PROBLEM:
Restate each of the lines given below, word for word.
>> Start
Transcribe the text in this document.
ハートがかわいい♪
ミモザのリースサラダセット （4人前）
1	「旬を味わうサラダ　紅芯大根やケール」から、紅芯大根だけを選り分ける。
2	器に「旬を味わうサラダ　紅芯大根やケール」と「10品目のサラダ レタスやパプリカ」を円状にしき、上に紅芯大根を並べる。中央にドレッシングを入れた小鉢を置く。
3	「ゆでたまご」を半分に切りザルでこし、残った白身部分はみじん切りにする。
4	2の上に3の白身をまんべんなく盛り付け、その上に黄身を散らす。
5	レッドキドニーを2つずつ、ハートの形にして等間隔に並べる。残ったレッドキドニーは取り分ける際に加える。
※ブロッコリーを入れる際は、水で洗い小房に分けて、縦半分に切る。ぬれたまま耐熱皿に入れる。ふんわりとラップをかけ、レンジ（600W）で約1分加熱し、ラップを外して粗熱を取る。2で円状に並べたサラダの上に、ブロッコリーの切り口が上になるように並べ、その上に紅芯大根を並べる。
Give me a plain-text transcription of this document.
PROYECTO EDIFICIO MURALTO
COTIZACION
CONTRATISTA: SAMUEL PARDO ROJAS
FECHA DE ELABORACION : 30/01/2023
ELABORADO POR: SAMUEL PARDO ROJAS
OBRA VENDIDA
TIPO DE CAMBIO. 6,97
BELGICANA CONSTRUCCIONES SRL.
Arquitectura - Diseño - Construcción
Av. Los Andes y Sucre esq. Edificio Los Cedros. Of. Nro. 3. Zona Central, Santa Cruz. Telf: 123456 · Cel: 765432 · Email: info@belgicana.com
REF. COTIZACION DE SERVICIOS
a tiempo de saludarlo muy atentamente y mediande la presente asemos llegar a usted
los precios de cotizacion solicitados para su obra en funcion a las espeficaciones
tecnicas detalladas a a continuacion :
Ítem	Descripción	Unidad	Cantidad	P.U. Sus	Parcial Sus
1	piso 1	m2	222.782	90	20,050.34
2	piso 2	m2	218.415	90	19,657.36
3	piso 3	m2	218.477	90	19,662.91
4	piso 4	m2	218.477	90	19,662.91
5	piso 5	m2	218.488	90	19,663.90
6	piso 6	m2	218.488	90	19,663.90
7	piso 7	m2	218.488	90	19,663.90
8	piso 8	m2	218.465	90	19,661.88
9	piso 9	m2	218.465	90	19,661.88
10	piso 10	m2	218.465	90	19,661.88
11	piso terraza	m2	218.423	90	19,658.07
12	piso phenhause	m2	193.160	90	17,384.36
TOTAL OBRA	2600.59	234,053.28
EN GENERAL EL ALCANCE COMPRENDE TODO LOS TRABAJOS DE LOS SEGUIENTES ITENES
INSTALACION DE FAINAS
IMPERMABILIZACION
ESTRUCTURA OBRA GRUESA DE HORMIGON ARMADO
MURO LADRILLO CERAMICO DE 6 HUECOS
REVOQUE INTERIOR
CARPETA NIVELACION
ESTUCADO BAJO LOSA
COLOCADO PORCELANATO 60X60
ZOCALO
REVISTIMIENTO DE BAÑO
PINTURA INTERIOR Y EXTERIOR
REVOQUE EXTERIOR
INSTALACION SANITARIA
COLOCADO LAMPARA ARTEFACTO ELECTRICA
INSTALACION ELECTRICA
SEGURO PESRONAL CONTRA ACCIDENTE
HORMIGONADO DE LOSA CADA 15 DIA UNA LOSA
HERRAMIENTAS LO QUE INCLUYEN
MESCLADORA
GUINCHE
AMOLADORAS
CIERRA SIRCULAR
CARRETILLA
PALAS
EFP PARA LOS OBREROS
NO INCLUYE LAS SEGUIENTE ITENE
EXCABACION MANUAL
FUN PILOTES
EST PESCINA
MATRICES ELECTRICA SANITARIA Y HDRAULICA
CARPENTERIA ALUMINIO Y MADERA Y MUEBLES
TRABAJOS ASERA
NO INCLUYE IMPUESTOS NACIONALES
>> End
COMPLETED EXERCISE:
Transcribe the text in this document.
ハートがかわいい♪
ミモザのリースサラダセット （4人前）
1	「旬を味わうサラダ　紅芯大根やケール」から、紅芯大根だけを選り分ける。
2	器に「旬を味わうサラダ　紅芯大根やケール」と「10品目のサラダ レタスやパプリカ」を円状にしき、上に紅芯大根を並べる。中央にドレッシングを入れた小鉢を置く。
3	「ゆでたまご」を半分に切りザルでこし、残った白身部分はみじん切りにする。
4	2の上に3の白身をまんべんなく盛り付け、その上に黄身を散らす。
5	レッドキドニーを2つずつ、ハートの形にして等間隔に並べる。残ったレッドキドニーは取り分ける際に加える。
※ブロッコリーを入れる際は、水で洗い小房に分けて、縦半分に切る。ぬれたまま耐熱皿に入れる。ふんわりとラップをかけ、レンジ（600W）で約1分加熱し、ラップを外して粗熱を取る。2で円状に並べたサラダの上に、ブロッコリーの切り口が上になるように並べ、その上に紅芯大根を並べる。
Give me a plain-text transcription of this document.
PROYECTO EDIFICIO MURALTO
COTIZACION
CONTRATISTA: SAMUEL PARDO ROJAS
FECHA DE ELABORACION : 30/01/2023
ELABORADO POR: SAMUEL PARDO ROJAS
OBRA VENDIDA
TIPO DE CAMBIO. 6,97
BELGICANA CONSTRUCCIONES SRL.
Arquitectura - Diseño - Construcción
Av. Los Andes y Sucre esq. Edificio Los Cedros. Of. Nro. 3. Zona Central, Santa Cruz. Telf: 123456 · Cel: 765432 · Email: info@belgicana.com
REF. COTIZACION DE SERVICIOS
a tiempo de saludarlo muy atentamente y mediande la presente asemos llegar a usted
los precios de cotizacion solicitados para su obra en funcion a las espeficaciones
tecnicas detalladas a a continuacion :
Ítem	Descripción	Unidad	Cantidad	P.U. Sus	Parcial Sus
1	piso 1	m2	222.782	90	20,050.34
2	piso 2	m2	218.415	90	19,657.36
3	piso 3	m2	218.477	90	19,662.91
4	piso 4	m2	218.477	90	19,662.91
5	piso 5	m2	218.488	90	19,663.90
6	piso 6	m2	218.488	90	19,663.90
7	piso 7	m2	218.488	90	19,663.90
8	piso 8	m2	218.465	90	19,661.88
9	piso 9	m2	218.465	90	19,661.88
10	piso 10	m2	218.465	90	19,661.88
11	piso terraza	m2	218.423	90	19,658.07
12	piso phenhause	m2	193.160	90	17,384.36
TOTAL OBRA	2600.59	234,053.28
EN GENERAL EL ALCANCE COMPRENDE TODO LOS TRABAJOS DE LOS SEGUIENTES ITENES
INSTALACION DE FAINAS
IMPERMABILIZACION
ESTRUCTURA OBRA GRUESA DE HORMIGON ARMADO
MURO LADRILLO CERAMICO DE 6 HUECOS
REVOQUE INTERIOR
CARPETA NIVELACION
ESTUCADO BAJO LOSA
COLOCADO PORCELANATO 60X60
ZOCALO
REVISTIMIENTO DE BAÑO
PINTURA INTERIOR Y EXTERIOR
REVOQUE EXTERIOR
INSTALACION SANITARIA
COLOCADO LAMPARA ARTEFACTO ELECTRICA
INSTALACION ELECTRICA
SEGURO PESRONAL CONTRA ACCIDENTE
HORMIGONADO DE LOSA CADA 15 DIA UNA LOSA
HERRAMIENTAS LO QUE INCLUYEN
MESCLADORA
GUINCHE
AMOLADORAS
CIERRA SIRCULAR
CARRETILLA
PALAS
EFP PARA LOS OBREROS
NO INCLUYE LAS SEGUIENTE ITENE
EXCABACION MANUAL
FUN PILOTES
EST PESCINA
MATRICES ELECTRICA SANITARIA Y HDRAULICA
CARPENTERIA ALUMINIO Y MADERA Y MUEBLES
TRABAJOS ASERA
NO INCLUYE IMPUESTOS NACIONALES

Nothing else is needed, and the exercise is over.